(To be done): Will you write out all of these lines word for word, leaving the pictures out?

Extracted data entries
= = =

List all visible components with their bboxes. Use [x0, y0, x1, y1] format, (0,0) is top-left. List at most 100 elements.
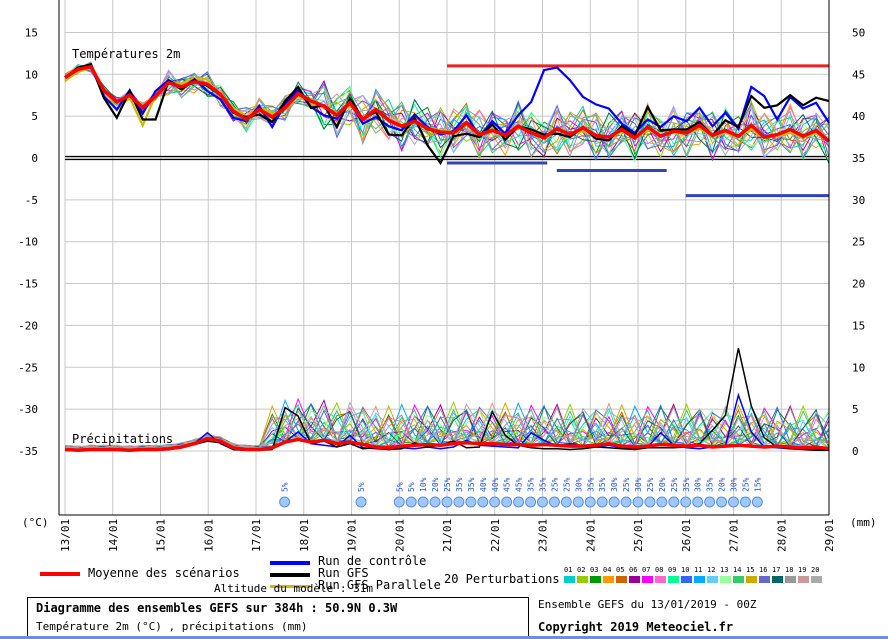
- perturbation-swatch: [629, 576, 640, 583]
- y-right-tick-label: 30: [852, 194, 865, 207]
- perturbation-number: 16: [759, 566, 768, 574]
- snow-prob-label: 45%: [515, 477, 524, 492]
- snow-flake: [441, 496, 453, 508]
- x-tick-label: 23/01: [537, 519, 550, 552]
- snow-prob-label: 5%: [407, 482, 416, 492]
- snow-flake: [477, 496, 489, 508]
- perturbation-swatch: [616, 576, 627, 583]
- y-left-tick-label: 5: [31, 110, 38, 123]
- legend-altitude-label: Altitude du modèle : 31m: [214, 582, 373, 595]
- perturbation-swatch: [811, 576, 822, 583]
- perturbation-swatch: [707, 576, 718, 583]
- perturbation-swatch: [655, 576, 666, 583]
- y-left-tick-label: -25: [18, 361, 38, 374]
- snow-prob-label: 30%: [730, 477, 739, 492]
- y-right-tick-label: 40: [852, 110, 865, 123]
- perturbation-swatch: [798, 576, 809, 583]
- x-tick-label: 19/01: [346, 519, 359, 552]
- snow-prob-label: 45%: [503, 477, 512, 492]
- perturbation-precip-line: [64, 401, 830, 450]
- snow-flake: [429, 496, 441, 508]
- snow-prob-label: 30%: [610, 477, 619, 492]
- perturbation-number: 11: [694, 566, 703, 574]
- snow-flake: [537, 496, 548, 508]
- y-right-tick-label: 5: [852, 403, 859, 416]
- snow-prob-label: 35%: [706, 477, 715, 492]
- snow-prob-label: 25%: [670, 477, 679, 492]
- snow-flake: [644, 496, 656, 508]
- snow-flake: [525, 496, 537, 508]
- snow-flake: [417, 496, 429, 508]
- series-temp-line: [64, 64, 831, 143]
- perturbation-swatch: [759, 576, 770, 583]
- x-tick-label: 20/01: [393, 519, 406, 552]
- snow-flake: [548, 496, 560, 508]
- snow-prob-label: 35%: [598, 477, 607, 492]
- ensemble-chart: 151050-5-10-15-20-25-30-3550454035302520…: [18, 0, 877, 552]
- snow-flake: [405, 496, 417, 508]
- perturbation-number: 14: [733, 566, 742, 574]
- perturbation-number: 15: [746, 566, 755, 574]
- snow-flake: [668, 496, 680, 508]
- legend-parallel-label: Run GFS Parallele: [318, 578, 441, 592]
- perturbation-swatch: [577, 576, 588, 583]
- x-tick-label: 26/01: [680, 519, 693, 552]
- perturbation-number: 02: [577, 566, 586, 574]
- legend-mean-label: Moyenne des scénarios: [88, 566, 240, 580]
- legend-mean-swatch: [40, 572, 80, 576]
- y-left-tick-label: -10: [18, 236, 38, 249]
- perturbation-number: 04: [603, 566, 612, 574]
- snow-prob-label: 35%: [527, 477, 536, 492]
- perturbation-number: 17: [772, 566, 781, 574]
- x-tick-label: 15/01: [155, 519, 168, 552]
- x-tick-label: 14/01: [107, 519, 120, 552]
- snow-flake: [501, 496, 513, 508]
- y-left-tick-label: -35: [18, 445, 38, 458]
- y-left-tick-label: 0: [31, 152, 38, 165]
- snow-flake: [355, 496, 367, 508]
- main-lines: [64, 62, 831, 453]
- snow-prob-label: 30%: [634, 477, 643, 492]
- snow-prob-label: 20%: [718, 477, 727, 492]
- perturbation-swatch: [733, 576, 744, 583]
- perturbation-precip-line: [64, 404, 830, 450]
- bottom-bar: [0, 636, 888, 639]
- x-tick-label: 24/01: [584, 519, 597, 552]
- perturbation-number: 01: [564, 566, 573, 574]
- snow-prob-label: 40%: [491, 477, 500, 492]
- snow-flake: [632, 496, 644, 508]
- perturbation-swatch: [681, 576, 692, 583]
- perturbation-number: 12: [707, 566, 716, 574]
- snow-flake: [692, 496, 704, 508]
- snow-flake: [572, 496, 584, 508]
- legend-control-swatch: [270, 561, 310, 565]
- snow-flake: [489, 496, 501, 508]
- perturbation-temp-line: [64, 66, 830, 158]
- snow-prob-label: 35%: [467, 477, 476, 492]
- perturbation-swatch: [785, 576, 796, 583]
- snow-probabilities: 5% 5% 5% 5% 10% 20% 25% 35% 35% 40% 40% 45% 45% 35% 35…: [279, 477, 763, 508]
- y-right-tick-label: 15: [852, 319, 865, 332]
- perturbation-number: 20: [811, 566, 820, 574]
- perturbation-swatch: [564, 576, 575, 583]
- perturbation-number: 03: [590, 566, 599, 574]
- snow-prob-label: 15%: [753, 477, 762, 492]
- snow-prob-label: 20%: [658, 477, 667, 492]
- legend-control-label: Run de contrôle: [318, 554, 427, 568]
- snow-prob-label: 35%: [586, 477, 595, 492]
- perturbation-swatch: [694, 576, 705, 583]
- snow-prob-label: 25%: [443, 477, 452, 492]
- footer-title: Diagramme des ensembles GEFS sur 384h : …: [36, 601, 398, 615]
- snow-prob-label: 25%: [622, 477, 631, 492]
- perturbation-number: 05: [616, 566, 625, 574]
- perturbation-number: 09: [668, 566, 677, 574]
- snow-flake: [620, 496, 632, 508]
- snow-flake: [728, 496, 739, 508]
- perturbation-swatch: [642, 576, 653, 583]
- perturbation-number: 07: [642, 566, 651, 574]
- precipitation-panel-label: Précipitations: [72, 432, 173, 446]
- y-left-tick-label: 15: [25, 26, 38, 39]
- perturbation-temp-line: [64, 63, 830, 159]
- series-precip-line: [64, 436, 830, 453]
- snow-flake: [704, 496, 716, 508]
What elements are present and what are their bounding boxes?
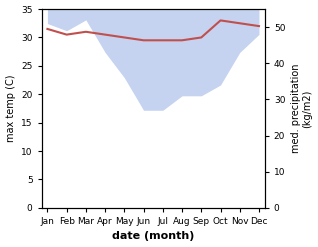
- Y-axis label: med. precipitation
(kg/m2): med. precipitation (kg/m2): [291, 64, 313, 153]
- X-axis label: date (month): date (month): [112, 231, 194, 242]
- Y-axis label: max temp (C): max temp (C): [5, 75, 16, 142]
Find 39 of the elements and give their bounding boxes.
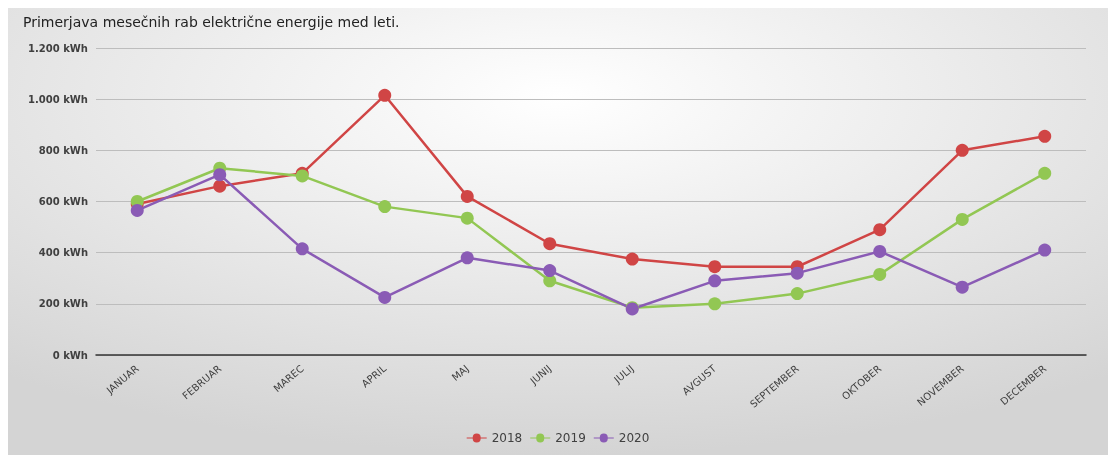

= = =

(Finished exercise):
List all visible components with their bboxes. Use [x0, y0, x1, y1] format, (0,0) is top-left. List at most 100 elements.
- perturbation-swatch: [629, 576, 640, 583]
- y-right-tick-label: 30: [852, 194, 865, 207]
- perturbation-number: 16: [759, 566, 768, 574]
- snow-prob-label: 45%: [515, 477, 524, 492]
- snow-flake: [441, 496, 453, 508]
- x-tick-label: 23/01: [537, 519, 550, 552]
- snow-prob-label: 5%: [407, 482, 416, 492]
- snow-flake: [477, 496, 489, 508]
- perturbation-swatch: [616, 576, 627, 583]
- y-left-tick-label: 5: [31, 110, 38, 123]
- legend-altitude-label: Altitude du modèle : 31m: [214, 582, 373, 595]
- perturbation-swatch: [811, 576, 822, 583]
- perturbation-swatch: [707, 576, 718, 583]
- perturbation-swatch: [655, 576, 666, 583]
- y-left-tick-label: -25: [18, 361, 38, 374]
- snow-prob-label: 30%: [730, 477, 739, 492]
- y-right-tick-label: 40: [852, 110, 865, 123]
- perturbation-swatch: [798, 576, 809, 583]
- x-tick-label: 19/01: [346, 519, 359, 552]
- snow-prob-label: 45%: [503, 477, 512, 492]
- perturbation-precip-line: [64, 401, 830, 450]
- snow-flake: [429, 496, 441, 508]
- snow-prob-label: 30%: [610, 477, 619, 492]
- perturbation-number: 11: [694, 566, 703, 574]
- snow-flake: [537, 496, 548, 508]
- y-right-tick-label: 5: [852, 403, 859, 416]
- snow-prob-label: 35%: [706, 477, 715, 492]
- snow-prob-label: 25%: [670, 477, 679, 492]
- snow-flake: [644, 496, 656, 508]
- snow-flake: [525, 496, 537, 508]
- snow-flake: [417, 496, 429, 508]
- series-temp-line: [64, 64, 831, 143]
- perturbation-swatch: [759, 576, 770, 583]
- x-tick-label: 20/01: [393, 519, 406, 552]
- snow-flake: [548, 496, 560, 508]
- snow-prob-label: 35%: [598, 477, 607, 492]
- ensemble-chart: 151050-5-10-15-20-25-30-3550454035302520…: [18, 0, 877, 552]
- snow-flake: [405, 496, 417, 508]
- perturbation-number: 14: [733, 566, 742, 574]
- perturbation-number: 15: [746, 566, 755, 574]
- snow-flake: [668, 496, 680, 508]
- legend-parallel-label: Run GFS Parallele: [318, 578, 441, 592]
- perturbation-swatch: [577, 576, 588, 583]
- x-tick-label: 26/01: [680, 519, 693, 552]
- perturbation-number: 02: [577, 566, 586, 574]
- legend-mean-label: Moyenne des scénarios: [88, 566, 240, 580]
- legend-mean-swatch: [40, 572, 80, 576]
- y-left-tick-label: -10: [18, 236, 38, 249]
- perturbation-number: 04: [603, 566, 612, 574]
- snow-prob-label: 35%: [527, 477, 536, 492]
- perturbation-number: 17: [772, 566, 781, 574]
- x-tick-label: 15/01: [155, 519, 168, 552]
- x-tick-label: 14/01: [107, 519, 120, 552]
- snow-flake: [501, 496, 513, 508]
- y-left-tick-label: -35: [18, 445, 38, 458]
- y-left-tick-label: 0: [31, 152, 38, 165]
- snow-flake: [355, 496, 367, 508]
- main-lines: [64, 62, 831, 453]
- snow-prob-label: 30%: [634, 477, 643, 492]
- snow-prob-label: 20%: [718, 477, 727, 492]
- perturbation-swatch: [733, 576, 744, 583]
- perturbation-precip-line: [64, 404, 830, 450]
- bottom-bar: [0, 636, 888, 639]
- x-tick-label: 24/01: [584, 519, 597, 552]
- perturbation-number: 01: [564, 566, 573, 574]
- snow-prob-label: 40%: [491, 477, 500, 492]
- snow-flake: [632, 496, 644, 508]
- perturbation-swatch: [681, 576, 692, 583]
- perturbation-number: 12: [707, 566, 716, 574]
- snow-flake: [692, 496, 704, 508]
- snow-flake: [572, 496, 584, 508]
- legend-control-swatch: [270, 561, 310, 565]
- snow-flake: [489, 496, 501, 508]
- perturbation-temp-line: [64, 66, 830, 158]
- snow-prob-label: 35%: [467, 477, 476, 492]
- perturbation-swatch: [785, 576, 796, 583]
- snow-probabilities: 5% 5% 5% 5% 10% 20% 25% 35% 35% 40% 40% 45% 45% 35% 35…: [279, 477, 763, 508]
- y-right-tick-label: 15: [852, 319, 865, 332]
- perturbation-number: 20: [811, 566, 820, 574]
- perturbation-swatch: [564, 576, 575, 583]
- perturbation-number: 03: [590, 566, 599, 574]
- snow-prob-label: 15%: [753, 477, 762, 492]
- snow-prob-label: 20%: [658, 477, 667, 492]
- legend-control-label: Run de contrôle: [318, 554, 427, 568]
- snow-prob-label: 35%: [586, 477, 595, 492]
- perturbation-swatch: [694, 576, 705, 583]
- snow-prob-label: 25%: [443, 477, 452, 492]
- footer-title: Diagramme des ensembles GEFS sur 384h : …: [36, 601, 398, 615]
- snow-prob-label: 25%: [622, 477, 631, 492]
- perturbation-number: 05: [616, 566, 625, 574]
- perturbation-number: 09: [668, 566, 677, 574]
- snow-flake: [620, 496, 632, 508]
- snow-flake: [728, 496, 739, 508]
- perturbation-swatch: [642, 576, 653, 583]
- perturbation-number: 07: [642, 566, 651, 574]
- precipitation-panel-label: Précipitations: [72, 432, 173, 446]
- y-left-tick-label: 15: [25, 26, 38, 39]
- perturbation-temp-line: [64, 63, 830, 159]
- series-precip-line: [64, 436, 830, 453]
- snow-flake: [704, 496, 716, 508]
What elements are present and what are their bounding boxes?
- Y-axis label: med. precipitation
(kg/m2): med. precipitation (kg/m2): [291, 64, 313, 153]
- X-axis label: date (month): date (month): [112, 231, 194, 242]
- Y-axis label: max temp (C): max temp (C): [5, 75, 16, 142]
Find 39 of the elements and give their bounding boxes.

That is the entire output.